Recorded data

####################

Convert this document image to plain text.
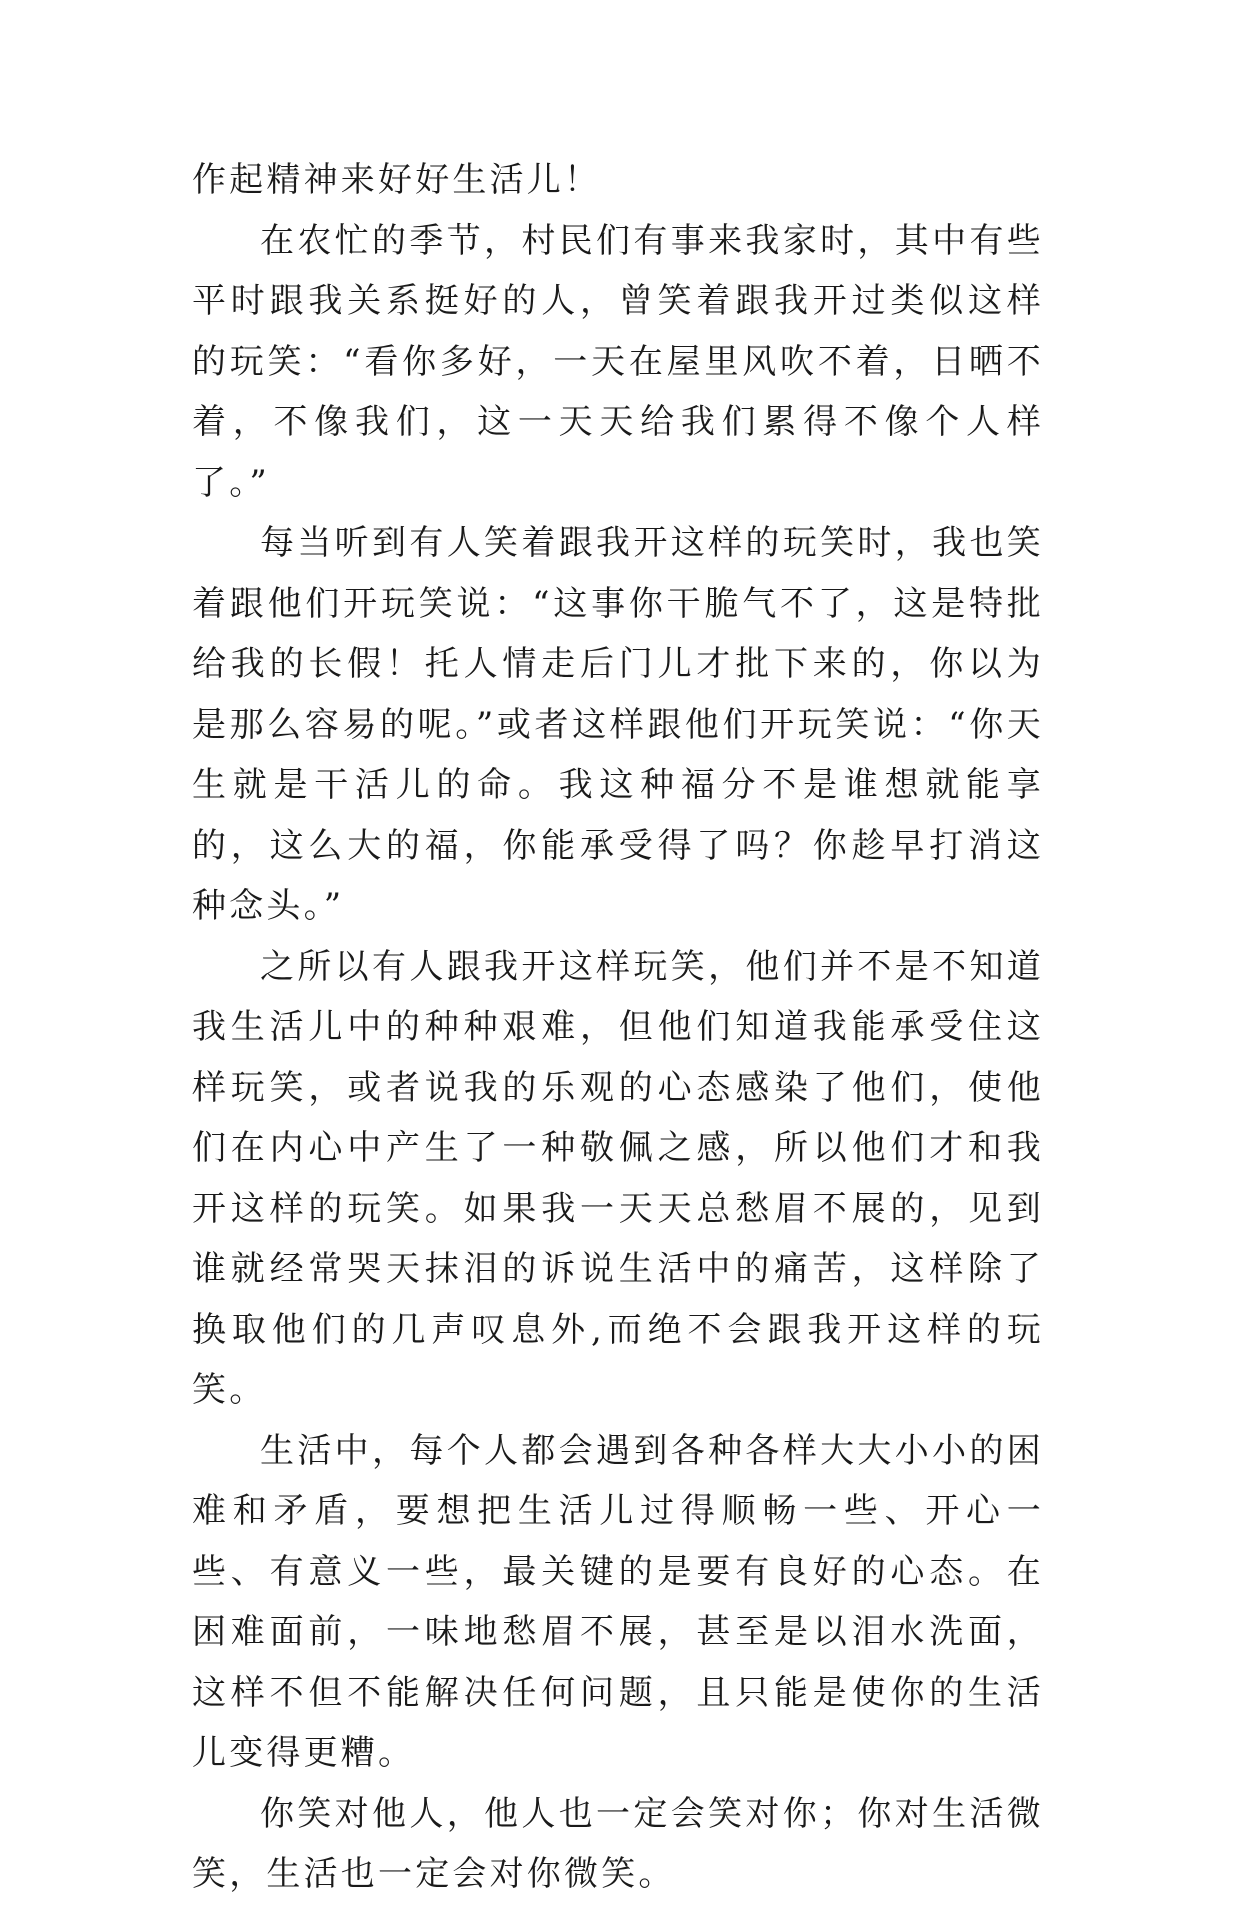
作起精神来好好生活儿！

在农忙的季节，村民们有事来我家时，其中有些平时跟我关系挺好的人，曾笑着跟我开过类似这样的玩笑：“看你多好，一天在屋里风吹不着，日晒不着，不像我们，这一天天给我们累得不像个人样了。”

每当听到有人笑着跟我开这样的玩笑时，我也笑着跟他们开玩笑说：“这事你干脆气不了，这是特批给我的长假！托人情走后门儿才批下来的，你以为是那么容易的呢。”或者这样跟他们开玩笑说：“你天生就是干活儿的命。我这种福分不是谁想就能享的，这么大的福，你能承受得了吗？你趁早打消这种念头。”

之所以有人跟我开这样玩笑，他们并不是不知道我生活儿中的种种艰难，但他们知道我能承受住这样玩笑，或者说我的乐观的心态感染了他们，使他们在内心中产生了一种敬佩之感，所以他们才和我开这样的玩笑。如果我一天天总愁眉不展的，见到谁就经常哭天抹泪的诉说生活中的痛苦，这样除了换取他们的几声叹息外,而绝不会跟我开这样的玩笑。

生活中，每个人都会遇到各种各样大大小小的困难和矛盾，要想把生活儿过得顺畅一些、开心一些、有意义一些，最关键的是要有良好的心态。在困难面前，一味地愁眉不展，甚至是以泪水洗面，这样不但不能解决任何问题，且只能是使你的生活儿变得更糟。

你笑对他人，他人也一定会笑对你；你对生活微笑，生活也一定会对你微笑。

####################

◆ PROMPT
Write out the entries above word for word. Do not include the pictures.

◆ THE REPLY
Convert this document image to plain text.
作起精神来好好生活儿！

在农忙的季节，村民们有事来我家时，其中有些平时跟我关系挺好的人，曾笑着跟我开过类似这样的玩笑：“看你多好，一天在屋里风吹不着，日晒不着，不像我们，这一天天给我们累得不像个人样了。”

每当听到有人笑着跟我开这样的玩笑时，我也笑着跟他们开玩笑说：“这事你干脆气不了，这是特批给我的长假！托人情走后门儿才批下来的，你以为是那么容易的呢。”或者这样跟他们开玩笑说：“你天生就是干活儿的命。我这种福分不是谁想就能享的，这么大的福，你能承受得了吗？你趁早打消这种念头。”

之所以有人跟我开这样玩笑，他们并不是不知道我生活儿中的种种艰难，但他们知道我能承受住这样玩笑，或者说我的乐观的心态感染了他们，使他们在内心中产生了一种敬佩之感，所以他们才和我开这样的玩笑。如果我一天天总愁眉不展的，见到谁就经常哭天抹泪的诉说生活中的痛苦，这样除了换取他们的几声叹息外,而绝不会跟我开这样的玩笑。

生活中，每个人都会遇到各种各样大大小小的困难和矛盾，要想把生活儿过得顺畅一些、开心一些、有意义一些，最关键的是要有良好的心态。在困难面前，一味地愁眉不展，甚至是以泪水洗面，这样不但不能解决任何问题，且只能是使你的生活儿变得更糟。

你笑对他人，他人也一定会笑对你；你对生活微笑，生活也一定会对你微笑。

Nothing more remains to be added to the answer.